- _GIVEN INFORMATION_:
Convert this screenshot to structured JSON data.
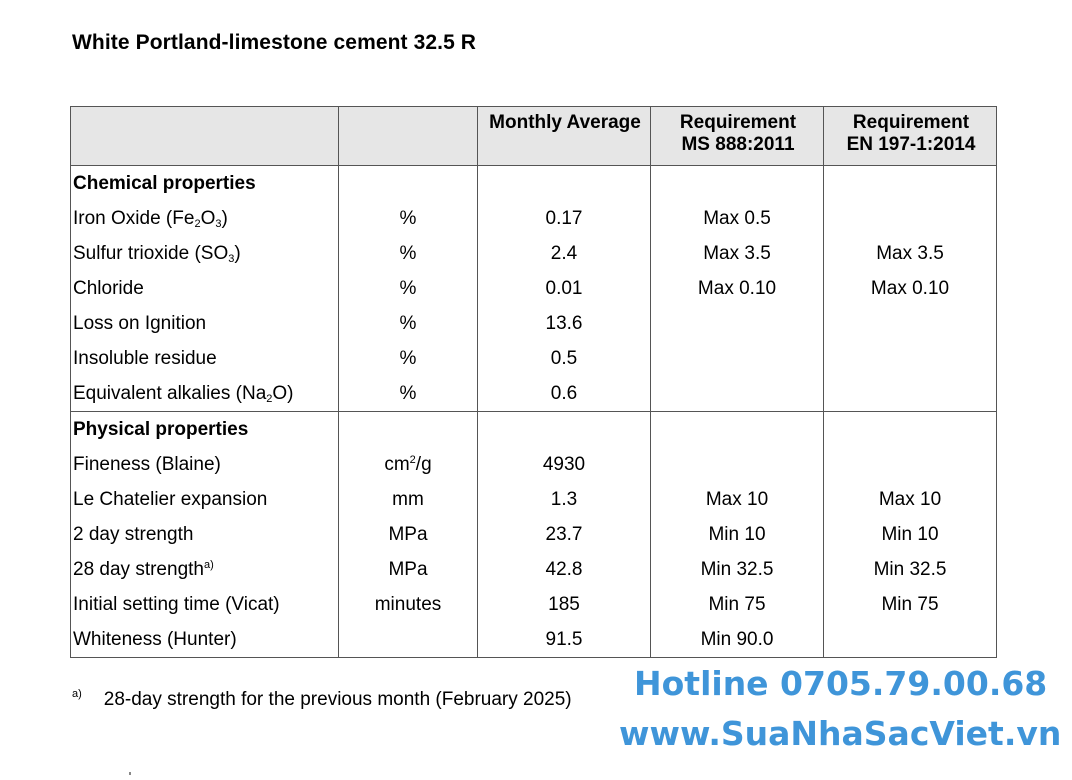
{
  "title": "White Portland-limestone cement 32.5 R",
  "table": {
    "headers": [
      "",
      "",
      "Monthly Average",
      "Requirement\nMS 888:2011",
      "Requirement\nEN 197-1:2014"
    ],
    "sections": [
      {
        "label": "Chemical properties",
        "rows": [
          {
            "name_pre": "Iron Oxide (Fe",
            "name_sub1": "2",
            "name_mid": "O",
            "name_sub2": "3",
            "name_post": ")",
            "unit": "%",
            "avg": "0.17",
            "ms": "Max 0.5",
            "en": ""
          },
          {
            "name_pre": "Sulfur trioxide (SO",
            "name_sub1": "3",
            "name_post": ")",
            "unit": "%",
            "avg": "2.4",
            "ms": "Max 3.5",
            "en": "Max 3.5"
          },
          {
            "name": "Chloride",
            "unit": "%",
            "avg": "0.01",
            "ms": "Max 0.10",
            "en": "Max 0.10"
          },
          {
            "name": "Loss on Ignition",
            "unit": "%",
            "avg": "13.6",
            "ms": "",
            "en": ""
          },
          {
            "name": "Insoluble residue",
            "unit": "%",
            "avg": "0.5",
            "ms": "",
            "en": ""
          },
          {
            "name_pre": "Equivalent alkalies (Na",
            "name_sub1": "2",
            "name_post": "O)",
            "unit": "%",
            "avg": "0.6",
            "ms": "",
            "en": ""
          }
        ]
      },
      {
        "label": "Physical properties",
        "rows": [
          {
            "name": "Fineness (Blaine)",
            "unit_pre": "cm",
            "unit_sup": "2",
            "unit_post": "/g",
            "avg": "4930",
            "ms": "",
            "en": ""
          },
          {
            "name": "Le Chatelier expansion",
            "unit": "mm",
            "avg": "1.3",
            "ms": "Max 10",
            "en": "Max 10"
          },
          {
            "name": "2 day strength",
            "unit": "MPa",
            "avg": "23.7",
            "ms": "Min 10",
            "en": "Min 10"
          },
          {
            "name": "28 day strength",
            "name_sup": "a)",
            "unit": "MPa",
            "avg": "42.8",
            "ms": "Min 32.5",
            "en": "Min 32.5"
          },
          {
            "name": "Initial setting time (Vicat)",
            "unit": "minutes",
            "avg": "185",
            "ms": "Min 75",
            "en": "Min 75"
          },
          {
            "name": "Whiteness (Hunter)",
            "unit": "",
            "avg": "91.5",
            "ms": "Min 90.0",
            "en": ""
          }
        ]
      }
    ]
  },
  "footnote": {
    "mark": "a)",
    "text": "28-day strength for the previous month (February 2025)"
  },
  "watermark": {
    "line1": "Hotline 0705.79.00.68",
    "line2": "www.SuaNhaSacViet.vn",
    "color": "#3f95d9"
  }
}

- _THE EXERCISE_: Pictures stay out of the copy; please restate every record above exactly.

- _WRITTEN RESPONSE_:
Convert this screenshot to structured JSON data.
{
  "title": "White Portland-limestone cement 32.5 R",
  "table": {
    "headers": [
      "",
      "",
      "Monthly Average",
      "Requirement\nMS 888:2011",
      "Requirement\nEN 197-1:2014"
    ],
    "sections": [
      {
        "label": "Chemical properties",
        "rows": [
          {
            "name_pre": "Iron Oxide (Fe",
            "name_sub1": "2",
            "name_mid": "O",
            "name_sub2": "3",
            "name_post": ")",
            "unit": "%",
            "avg": "0.17",
            "ms": "Max 0.5",
            "en": ""
          },
          {
            "name_pre": "Sulfur trioxide (SO",
            "name_sub1": "3",
            "name_post": ")",
            "unit": "%",
            "avg": "2.4",
            "ms": "Max 3.5",
            "en": "Max 3.5"
          },
          {
            "name": "Chloride",
            "unit": "%",
            "avg": "0.01",
            "ms": "Max 0.10",
            "en": "Max 0.10"
          },
          {
            "name": "Loss on Ignition",
            "unit": "%",
            "avg": "13.6",
            "ms": "",
            "en": ""
          },
          {
            "name": "Insoluble residue",
            "unit": "%",
            "avg": "0.5",
            "ms": "",
            "en": ""
          },
          {
            "name_pre": "Equivalent alkalies (Na",
            "name_sub1": "2",
            "name_post": "O)",
            "unit": "%",
            "avg": "0.6",
            "ms": "",
            "en": ""
          }
        ]
      },
      {
        "label": "Physical properties",
        "rows": [
          {
            "name": "Fineness (Blaine)",
            "unit_pre": "cm",
            "unit_sup": "2",
            "unit_post": "/g",
            "avg": "4930",
            "ms": "",
            "en": ""
          },
          {
            "name": "Le Chatelier expansion",
            "unit": "mm",
            "avg": "1.3",
            "ms": "Max 10",
            "en": "Max 10"
          },
          {
            "name": "2 day strength",
            "unit": "MPa",
            "avg": "23.7",
            "ms": "Min 10",
            "en": "Min 10"
          },
          {
            "name": "28 day strength",
            "name_sup": "a)",
            "unit": "MPa",
            "avg": "42.8",
            "ms": "Min 32.5",
            "en": "Min 32.5"
          },
          {
            "name": "Initial setting time (Vicat)",
            "unit": "minutes",
            "avg": "185",
            "ms": "Min 75",
            "en": "Min 75"
          },
          {
            "name": "Whiteness (Hunter)",
            "unit": "",
            "avg": "91.5",
            "ms": "Min 90.0",
            "en": ""
          }
        ]
      }
    ]
  },
  "footnote": {
    "mark": "a)",
    "text": "28-day strength for the previous month (February 2025)"
  },
  "watermark": {
    "line1": "Hotline 0705.79.00.68",
    "line2": "www.SuaNhaSacViet.vn",
    "color": "#3f95d9"
  }
}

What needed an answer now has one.